Given problem: Output the full listing below exactly, without the pictures.

Given records:

────

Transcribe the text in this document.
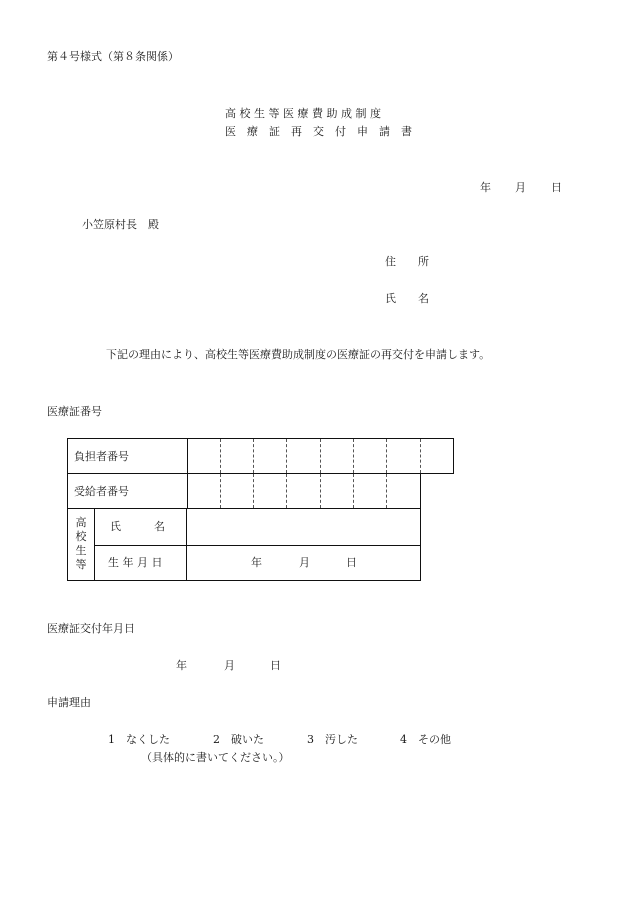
第４号様式（第８条関係）
高 校 生 等 医 療 費 助 成 制 度
医　療　証　再　交　付　申　請　書
年 月 日
小笠原村長　殿
住　　所
氏　　名
下記の理由により、高校生等医療費助成制度の医療証の再交付を申請します。
医療証番号
負担者番号
受給者番号
高
校
生
等
氏　　　名
生 年 月 日	年	月	日
医療証交付年月日
年	月	日
申請理由
1　なくした	2　破いた	3　汚した	4　その他
（具体的に書いてください。）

────

Solution:
Transcribe the text in this document.
第４号様式（第８条関係）
高 校 生 等 医 療 費 助 成 制 度
医　療　証　再　交　付　申　請　書
年 月 日
小笠原村長　殿
住　　所
氏　　名
下記の理由により、高校生等医療費助成制度の医療証の再交付を申請します。
医療証番号
負担者番号
受給者番号
高
校
生
等
氏　　　名
生 年 月 日	年	月	日
医療証交付年月日
年	月	日
申請理由
1　なくした	2　破いた	3　汚した	4　その他
（具体的に書いてください。）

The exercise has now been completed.